To be done: Pick out each line containing the string "image".
— START OF Records provided —
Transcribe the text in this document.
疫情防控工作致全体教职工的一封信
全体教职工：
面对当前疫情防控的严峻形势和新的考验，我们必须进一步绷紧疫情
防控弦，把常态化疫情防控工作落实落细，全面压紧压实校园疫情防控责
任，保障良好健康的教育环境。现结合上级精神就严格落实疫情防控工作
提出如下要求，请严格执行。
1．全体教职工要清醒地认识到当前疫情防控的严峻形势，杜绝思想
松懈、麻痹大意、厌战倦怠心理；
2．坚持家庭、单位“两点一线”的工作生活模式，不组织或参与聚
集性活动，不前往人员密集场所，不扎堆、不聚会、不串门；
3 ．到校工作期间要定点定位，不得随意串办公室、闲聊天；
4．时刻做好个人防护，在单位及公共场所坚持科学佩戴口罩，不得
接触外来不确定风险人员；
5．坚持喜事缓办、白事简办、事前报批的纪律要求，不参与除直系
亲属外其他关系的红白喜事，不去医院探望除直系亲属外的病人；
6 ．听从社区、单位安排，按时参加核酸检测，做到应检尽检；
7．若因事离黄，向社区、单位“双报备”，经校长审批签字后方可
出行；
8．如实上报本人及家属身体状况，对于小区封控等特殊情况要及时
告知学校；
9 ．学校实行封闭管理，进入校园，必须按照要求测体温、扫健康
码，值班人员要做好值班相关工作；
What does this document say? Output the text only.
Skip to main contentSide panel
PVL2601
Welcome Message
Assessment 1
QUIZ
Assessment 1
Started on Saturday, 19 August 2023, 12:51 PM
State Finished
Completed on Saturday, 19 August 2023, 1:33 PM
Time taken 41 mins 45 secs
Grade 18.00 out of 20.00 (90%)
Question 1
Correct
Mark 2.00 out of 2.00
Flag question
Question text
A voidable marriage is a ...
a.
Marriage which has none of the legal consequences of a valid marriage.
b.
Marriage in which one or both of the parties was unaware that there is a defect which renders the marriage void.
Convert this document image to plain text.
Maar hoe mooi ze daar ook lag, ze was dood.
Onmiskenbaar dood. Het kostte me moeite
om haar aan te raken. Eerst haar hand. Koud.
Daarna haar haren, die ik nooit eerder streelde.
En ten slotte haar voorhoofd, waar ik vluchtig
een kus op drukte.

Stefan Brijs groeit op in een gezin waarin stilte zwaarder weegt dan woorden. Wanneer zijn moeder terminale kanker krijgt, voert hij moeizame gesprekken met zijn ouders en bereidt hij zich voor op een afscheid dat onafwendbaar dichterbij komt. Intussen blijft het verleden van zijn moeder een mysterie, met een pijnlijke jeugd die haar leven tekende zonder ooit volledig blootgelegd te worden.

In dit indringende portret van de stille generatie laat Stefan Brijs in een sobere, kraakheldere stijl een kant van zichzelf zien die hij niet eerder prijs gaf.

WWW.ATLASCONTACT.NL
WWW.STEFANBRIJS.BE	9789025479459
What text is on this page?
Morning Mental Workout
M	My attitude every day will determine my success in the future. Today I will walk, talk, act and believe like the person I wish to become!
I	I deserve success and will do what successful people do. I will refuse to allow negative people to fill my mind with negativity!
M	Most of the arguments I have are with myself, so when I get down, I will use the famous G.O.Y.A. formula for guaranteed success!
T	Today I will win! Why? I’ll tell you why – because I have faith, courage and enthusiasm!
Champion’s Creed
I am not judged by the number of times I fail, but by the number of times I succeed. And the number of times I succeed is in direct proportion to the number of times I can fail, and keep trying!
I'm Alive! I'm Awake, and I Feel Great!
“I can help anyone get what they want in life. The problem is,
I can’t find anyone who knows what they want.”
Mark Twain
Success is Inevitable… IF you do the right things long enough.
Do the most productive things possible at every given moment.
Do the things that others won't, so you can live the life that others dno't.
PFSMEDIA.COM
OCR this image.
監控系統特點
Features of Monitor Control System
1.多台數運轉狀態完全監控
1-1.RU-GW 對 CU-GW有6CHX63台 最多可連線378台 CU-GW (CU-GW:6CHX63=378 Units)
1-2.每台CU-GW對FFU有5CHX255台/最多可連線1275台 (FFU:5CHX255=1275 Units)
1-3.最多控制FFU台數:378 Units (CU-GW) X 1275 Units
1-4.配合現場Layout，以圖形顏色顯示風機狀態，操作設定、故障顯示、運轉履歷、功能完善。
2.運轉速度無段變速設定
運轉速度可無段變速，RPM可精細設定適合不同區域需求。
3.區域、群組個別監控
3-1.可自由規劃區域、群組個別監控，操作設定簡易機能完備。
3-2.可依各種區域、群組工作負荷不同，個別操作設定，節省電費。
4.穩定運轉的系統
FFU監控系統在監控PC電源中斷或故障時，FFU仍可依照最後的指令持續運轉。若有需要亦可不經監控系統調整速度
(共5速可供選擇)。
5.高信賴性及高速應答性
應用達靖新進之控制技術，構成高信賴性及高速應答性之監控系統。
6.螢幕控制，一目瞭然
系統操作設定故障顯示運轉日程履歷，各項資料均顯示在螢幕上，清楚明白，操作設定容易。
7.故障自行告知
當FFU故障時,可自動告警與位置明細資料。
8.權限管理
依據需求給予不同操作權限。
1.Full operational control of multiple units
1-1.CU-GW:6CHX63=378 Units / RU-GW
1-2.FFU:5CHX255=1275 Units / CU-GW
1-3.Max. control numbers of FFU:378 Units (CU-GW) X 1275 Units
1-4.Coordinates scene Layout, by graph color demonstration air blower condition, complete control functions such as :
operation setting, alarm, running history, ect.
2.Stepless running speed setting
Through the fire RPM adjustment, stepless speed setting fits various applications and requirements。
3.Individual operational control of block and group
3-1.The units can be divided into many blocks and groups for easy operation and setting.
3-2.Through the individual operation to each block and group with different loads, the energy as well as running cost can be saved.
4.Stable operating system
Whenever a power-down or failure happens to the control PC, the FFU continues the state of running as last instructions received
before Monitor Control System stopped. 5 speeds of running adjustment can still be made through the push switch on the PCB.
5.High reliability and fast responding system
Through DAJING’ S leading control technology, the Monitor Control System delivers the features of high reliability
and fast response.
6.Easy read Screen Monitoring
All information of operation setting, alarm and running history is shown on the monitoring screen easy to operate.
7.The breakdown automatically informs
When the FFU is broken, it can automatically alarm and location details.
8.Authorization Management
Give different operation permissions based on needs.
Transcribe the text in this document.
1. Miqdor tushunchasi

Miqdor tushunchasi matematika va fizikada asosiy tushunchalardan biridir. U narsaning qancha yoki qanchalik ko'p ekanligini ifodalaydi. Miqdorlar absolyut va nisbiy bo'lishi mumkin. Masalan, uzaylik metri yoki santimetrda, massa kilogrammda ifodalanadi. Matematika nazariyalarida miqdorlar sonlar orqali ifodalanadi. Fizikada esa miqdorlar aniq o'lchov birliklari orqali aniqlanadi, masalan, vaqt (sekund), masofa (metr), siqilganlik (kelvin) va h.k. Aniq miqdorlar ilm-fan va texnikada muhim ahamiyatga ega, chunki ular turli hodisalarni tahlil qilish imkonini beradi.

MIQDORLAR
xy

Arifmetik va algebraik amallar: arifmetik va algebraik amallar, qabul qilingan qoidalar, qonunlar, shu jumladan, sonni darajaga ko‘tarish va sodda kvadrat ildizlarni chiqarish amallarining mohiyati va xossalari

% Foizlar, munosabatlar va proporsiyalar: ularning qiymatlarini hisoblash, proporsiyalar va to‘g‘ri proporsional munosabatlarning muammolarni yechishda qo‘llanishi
— END OF Records provided —
Answer to the task:
Convert this document image to plain text.
OCR this image.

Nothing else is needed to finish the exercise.